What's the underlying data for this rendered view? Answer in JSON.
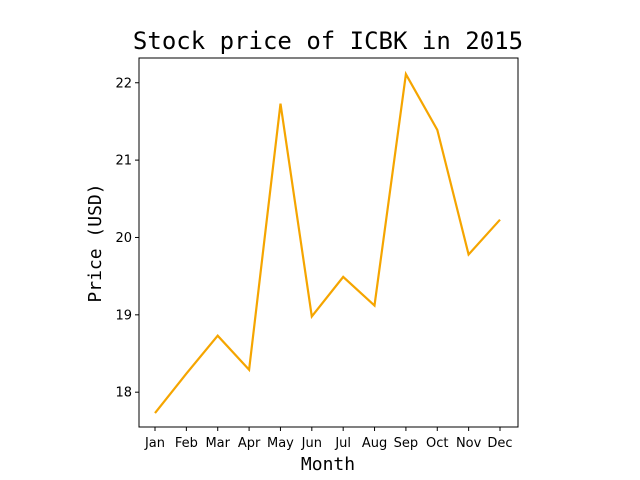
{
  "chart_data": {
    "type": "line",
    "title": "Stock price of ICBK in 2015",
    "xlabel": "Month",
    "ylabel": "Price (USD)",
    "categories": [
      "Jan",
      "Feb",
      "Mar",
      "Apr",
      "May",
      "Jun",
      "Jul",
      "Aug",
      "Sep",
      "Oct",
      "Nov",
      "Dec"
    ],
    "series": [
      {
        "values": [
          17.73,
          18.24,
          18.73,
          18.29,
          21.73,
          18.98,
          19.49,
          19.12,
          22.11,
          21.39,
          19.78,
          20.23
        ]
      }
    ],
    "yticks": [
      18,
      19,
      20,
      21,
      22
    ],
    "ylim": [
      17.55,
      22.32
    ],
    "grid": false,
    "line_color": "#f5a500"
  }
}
===
• _WHAT YOU ARE ASKED TO DO_
All the records need to be repeated exactly, with the images dropped.

• _PROBLEM SOLUTION_
What's the underlying data for this rendered view? Answer in JSON.
{
  "chart_data": {
    "type": "line",
    "title": "Stock price of ICBK in 2015",
    "xlabel": "Month",
    "ylabel": "Price (USD)",
    "categories": [
      "Jan",
      "Feb",
      "Mar",
      "Apr",
      "May",
      "Jun",
      "Jul",
      "Aug",
      "Sep",
      "Oct",
      "Nov",
      "Dec"
    ],
    "series": [
      {
        "values": [
          17.73,
          18.24,
          18.73,
          18.29,
          21.73,
          18.98,
          19.49,
          19.12,
          22.11,
          21.39,
          19.78,
          20.23
        ]
      }
    ],
    "yticks": [
      18,
      19,
      20,
      21,
      22
    ],
    "ylim": [
      17.55,
      22.32
    ],
    "grid": false,
    "line_color": "#f5a500"
  }
}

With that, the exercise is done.